Document section –
-- START --
Spider Settings

Spider settings control extraction strategies, concurrency, delays, and feature flags.

Common Settings

EXTRACTOR_ORDER

string[]

default:"null"

Extraction strategy order (tries each until success)Allowed values:

"newspaper" - Newspaper4k extractor
"trafilatura" - Trafilatura extractor
"custom" - Custom CSS selectors (requires CUSTOM_SELECTORS)
"playwright" - Browser rendering (for JS content)

Example:

"EXTRACTOR_ORDER": ["newspaper", "trafilatura"]

Common patterns:

["newspaper", "trafilatura"] - Generic news/blogs
["custom", "newspaper"] - Custom selectors with fallback
["playwright", "trafilatura"] - JS-rendered content

See Extractors Overview for strategy details.

CUSTOM_SELECTORS

object

default:"null"
-- END --
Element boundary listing
-- START --
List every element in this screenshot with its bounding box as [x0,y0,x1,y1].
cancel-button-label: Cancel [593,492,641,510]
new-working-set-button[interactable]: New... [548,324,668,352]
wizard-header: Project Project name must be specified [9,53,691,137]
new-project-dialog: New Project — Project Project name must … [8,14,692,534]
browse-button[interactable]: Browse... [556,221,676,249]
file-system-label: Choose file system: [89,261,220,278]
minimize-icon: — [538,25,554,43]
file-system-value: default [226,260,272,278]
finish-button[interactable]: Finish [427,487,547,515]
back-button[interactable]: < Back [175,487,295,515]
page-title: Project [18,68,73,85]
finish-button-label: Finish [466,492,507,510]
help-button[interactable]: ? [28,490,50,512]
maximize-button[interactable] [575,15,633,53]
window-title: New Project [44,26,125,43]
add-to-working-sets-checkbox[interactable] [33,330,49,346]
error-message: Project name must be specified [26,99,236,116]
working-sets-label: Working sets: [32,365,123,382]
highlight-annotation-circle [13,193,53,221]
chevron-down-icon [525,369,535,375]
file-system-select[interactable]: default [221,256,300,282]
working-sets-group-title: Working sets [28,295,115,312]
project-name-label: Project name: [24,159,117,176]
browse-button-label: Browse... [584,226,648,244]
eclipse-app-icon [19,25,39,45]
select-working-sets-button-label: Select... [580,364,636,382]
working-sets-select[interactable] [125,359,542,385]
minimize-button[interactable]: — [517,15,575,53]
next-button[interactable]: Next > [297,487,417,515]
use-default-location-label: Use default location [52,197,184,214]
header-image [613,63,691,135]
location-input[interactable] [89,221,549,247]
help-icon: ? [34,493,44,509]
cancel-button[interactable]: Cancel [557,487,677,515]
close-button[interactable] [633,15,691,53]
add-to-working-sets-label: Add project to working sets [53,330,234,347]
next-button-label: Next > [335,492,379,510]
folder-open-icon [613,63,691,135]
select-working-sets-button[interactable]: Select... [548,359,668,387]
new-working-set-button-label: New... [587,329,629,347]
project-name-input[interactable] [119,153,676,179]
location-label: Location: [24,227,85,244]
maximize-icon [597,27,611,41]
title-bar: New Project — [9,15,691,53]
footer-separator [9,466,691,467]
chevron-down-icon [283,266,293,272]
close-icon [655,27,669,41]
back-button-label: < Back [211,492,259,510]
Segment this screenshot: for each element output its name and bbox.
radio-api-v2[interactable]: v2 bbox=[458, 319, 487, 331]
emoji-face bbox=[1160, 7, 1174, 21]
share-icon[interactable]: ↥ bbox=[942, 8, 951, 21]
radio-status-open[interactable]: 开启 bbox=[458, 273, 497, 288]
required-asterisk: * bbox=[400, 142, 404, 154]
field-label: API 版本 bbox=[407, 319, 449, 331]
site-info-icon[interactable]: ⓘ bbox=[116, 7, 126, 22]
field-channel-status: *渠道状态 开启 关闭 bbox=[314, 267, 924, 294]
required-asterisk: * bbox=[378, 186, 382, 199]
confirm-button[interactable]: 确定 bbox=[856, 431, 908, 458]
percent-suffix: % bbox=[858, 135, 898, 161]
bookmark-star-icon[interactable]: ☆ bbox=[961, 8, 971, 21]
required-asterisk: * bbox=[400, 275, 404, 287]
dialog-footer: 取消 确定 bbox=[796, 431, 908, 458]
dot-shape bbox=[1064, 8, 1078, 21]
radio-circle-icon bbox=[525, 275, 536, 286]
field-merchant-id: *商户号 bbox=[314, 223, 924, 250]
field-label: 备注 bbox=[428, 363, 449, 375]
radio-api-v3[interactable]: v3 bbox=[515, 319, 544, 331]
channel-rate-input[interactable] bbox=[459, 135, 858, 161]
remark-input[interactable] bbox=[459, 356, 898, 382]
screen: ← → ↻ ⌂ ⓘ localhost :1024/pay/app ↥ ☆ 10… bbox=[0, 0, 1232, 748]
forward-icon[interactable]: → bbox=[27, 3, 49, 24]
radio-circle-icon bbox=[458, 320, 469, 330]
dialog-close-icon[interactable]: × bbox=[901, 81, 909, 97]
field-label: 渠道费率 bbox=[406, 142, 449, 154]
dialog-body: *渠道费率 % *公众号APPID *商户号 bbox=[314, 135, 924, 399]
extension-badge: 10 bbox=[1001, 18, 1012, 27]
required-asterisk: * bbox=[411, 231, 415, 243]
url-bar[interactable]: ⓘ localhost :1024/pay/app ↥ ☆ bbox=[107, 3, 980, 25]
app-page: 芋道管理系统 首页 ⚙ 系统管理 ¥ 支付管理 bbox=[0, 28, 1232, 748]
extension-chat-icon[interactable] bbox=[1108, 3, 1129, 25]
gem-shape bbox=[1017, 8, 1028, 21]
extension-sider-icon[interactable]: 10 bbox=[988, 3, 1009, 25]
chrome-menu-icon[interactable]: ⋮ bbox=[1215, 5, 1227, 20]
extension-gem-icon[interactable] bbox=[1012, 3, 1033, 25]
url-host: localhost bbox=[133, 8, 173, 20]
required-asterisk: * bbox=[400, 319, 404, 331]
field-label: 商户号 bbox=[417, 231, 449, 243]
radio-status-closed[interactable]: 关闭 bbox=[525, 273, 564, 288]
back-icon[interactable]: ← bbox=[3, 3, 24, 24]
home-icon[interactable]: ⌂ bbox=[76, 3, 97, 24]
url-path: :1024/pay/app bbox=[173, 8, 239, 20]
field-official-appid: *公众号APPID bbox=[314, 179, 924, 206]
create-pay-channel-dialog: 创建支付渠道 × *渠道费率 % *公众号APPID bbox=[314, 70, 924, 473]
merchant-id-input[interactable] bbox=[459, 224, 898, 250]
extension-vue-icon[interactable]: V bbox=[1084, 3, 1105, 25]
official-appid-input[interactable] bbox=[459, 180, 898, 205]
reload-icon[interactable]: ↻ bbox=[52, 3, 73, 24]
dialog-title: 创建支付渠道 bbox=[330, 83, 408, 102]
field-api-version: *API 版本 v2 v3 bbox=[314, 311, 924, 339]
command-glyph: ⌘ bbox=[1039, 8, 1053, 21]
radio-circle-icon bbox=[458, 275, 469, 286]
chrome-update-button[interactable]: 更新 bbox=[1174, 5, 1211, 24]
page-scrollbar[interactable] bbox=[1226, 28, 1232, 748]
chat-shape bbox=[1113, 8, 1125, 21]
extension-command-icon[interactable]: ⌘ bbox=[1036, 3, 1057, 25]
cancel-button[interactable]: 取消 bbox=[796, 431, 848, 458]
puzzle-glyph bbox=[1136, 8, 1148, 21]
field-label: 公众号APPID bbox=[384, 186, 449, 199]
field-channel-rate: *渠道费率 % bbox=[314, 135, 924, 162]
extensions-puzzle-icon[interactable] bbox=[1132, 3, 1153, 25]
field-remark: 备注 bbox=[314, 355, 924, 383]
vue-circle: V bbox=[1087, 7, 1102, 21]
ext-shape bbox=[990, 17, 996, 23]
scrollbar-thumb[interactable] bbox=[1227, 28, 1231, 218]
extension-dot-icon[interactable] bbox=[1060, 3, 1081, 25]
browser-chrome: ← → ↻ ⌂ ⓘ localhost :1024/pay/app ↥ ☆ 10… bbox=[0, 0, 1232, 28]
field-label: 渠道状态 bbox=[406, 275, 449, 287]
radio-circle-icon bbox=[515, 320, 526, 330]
-- END --
Tasks and exercises –
• 1. Answer these from the spider settings documentation:
(a) Which extractor value requires CUSTOM_SELECTORS?
(b) What extraction order is listed as the pattern for JS-rendered content?
(c) What type is given for CUSTOM_SELECTORS?
• 2. Pick up the spider settings documentation at the point where it stops and continue it.
Nothing in the listing is needed.

Answers by task –
• 1.
(a) "custom" (custom CSS selectors)
(b) ["playwright", "trafilatura"]
(c) object

• 2.
CSS selectors for custom extractionRequired for: "custom" in EXTRACTOR_ORDERStandard fields (map to DB columns):

title → scraped_items.title
content → scraped_items.content
author → scraped_items.author
date → scraped_items.published_date

Any other fields → stored in metadata_json columnExample:

"CUSTOM_SELECTORS": {
  "title": "h1.article-title",
  "content": "div.article-body",
  "author": "span.author-name",
  "date": "time.published-date",
  "category": "a.category-link"
}

See Custom Extractors for details.

CONCURRENT_REQUESTS

integer

default:"null"

Maximum concurrent requestsValidation:

Min: 1
Max: 32

Recommended:

Small sites: 8-16
Large sites: 16-32
Playwright enabled: 2-4

Example:

"CONCURRENT_REQUESTS": 16

DOWNLOAD_DELAY

float

default:"null"

Delay between requests (seconds)Validation:

Min: 0
Max: 60

Recommended:

Polite crawling: 1-2
Aggressive: 0-0.5
Rate-limited sites: 2-5

Example:

"DOWNLOAD_DELAY": 1

Cloudflare Settings

CLOUDFLARE_ENABLED

boolean

default:"null"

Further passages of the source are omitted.